--- Data records ---
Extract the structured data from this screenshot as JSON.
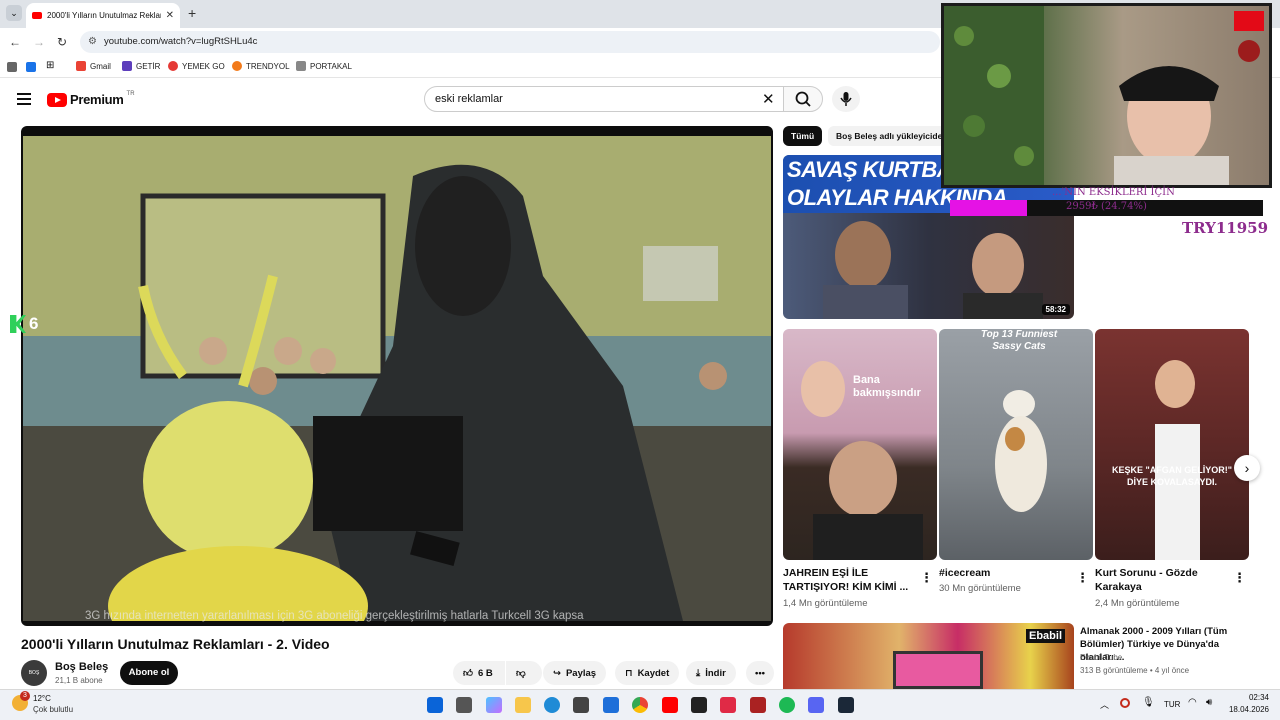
{
  "browser": {
    "tab_title": "2000'li Yılların Unutulmaz Reklamları - 2. Video - YouTube",
    "url": "youtube.com/watch?v=lugRtSHLu4c",
    "bookmarks": [
      "Gmail",
      "GETİR",
      "YEMEK GO",
      "TRENDYOL",
      "PORTAKAL"
    ]
  },
  "youtube": {
    "logo": "Premium",
    "region": "TR",
    "search_value": "eski reklamlar"
  },
  "video": {
    "title": "2000'li Yılların Unutulmaz Reklamları - 2. Video",
    "subtitle_burned": "3G hızında internetten yararlanılması için 3G aboneliği gerçekleştirilmiş hatlarla Turkcell 3G kapsa",
    "overlay_counter": "6",
    "channel_name": "Boş Beleş",
    "channel_avatar": "BOŞ BELEŞ",
    "subscribers": "21,1 B abone",
    "subscribe_label": "Abone ol",
    "likes": "6 B",
    "share_label": "Paylaş",
    "save_label": "Kaydet",
    "download_label": "İndir"
  },
  "chips": [
    "Tümü",
    "Boş Beleş adlı yükleyiciden"
  ],
  "recommendations": {
    "top": {
      "thumb_line1": "SAVAŞ KURTBA",
      "thumb_line2": "OLAYLAR HAKKINDA",
      "duration": "58:32"
    },
    "shorts": [
      {
        "title": "JAHREIN EŞİ İLE TARTIŞIYOR! KİM KİMİ ...",
        "views": "1,4 Mn görüntüleme",
        "thumb_text": "Bana bakmışsındır"
      },
      {
        "title": "#icecream",
        "views": "30 Mn görüntüleme",
        "thumb_text": "Top 13 Funniest Sassy Cats"
      },
      {
        "title": "Kurt Sorunu - Gözde Karakaya",
        "views": "2,4 Mn görüntüleme",
        "thumb_text": "KEŞKE \"AFGAN GELİYOR!\" DİYE KOVALASAYDI."
      }
    ],
    "bottom": {
      "title": "Almanak 2000 - 2009 Yılları (Tüm Bölümler) Türkiye ve Dünya'da olanları ...",
      "channel": "Ebabil Tube",
      "meta": "313 B görüntüleme • 4 yıl önce",
      "thumb_text": "Ebabil"
    }
  },
  "stream_overlay": {
    "goal_title": "...'NIN EKSİKLERİ İÇİN",
    "goal_progress": "2959₺ (24.74%)",
    "goal_fraction": 0.2474,
    "goal_target": "TRY11959"
  },
  "taskbar": {
    "temp": "12°C",
    "weather": "Çok bulutlu",
    "notification_count": "3",
    "language": "TUR",
    "time": "02:34",
    "date": "18.04.2026"
  },
  "colors": {
    "youtube_red": "#ff0000",
    "goal_magenta": "#e512e5",
    "goal_text": "#8d2c8d"
  }
}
---
» **Task brief**
Read through the entries and copy each line in which "Reklamları" appears.

» **Finished task**
    "tab_title": "2000'li Yılların Unutulmaz Reklamları - 2. Video - YouTube",
    "title": "2000'li Yılların Unutulmaz Reklamları - 2. Video",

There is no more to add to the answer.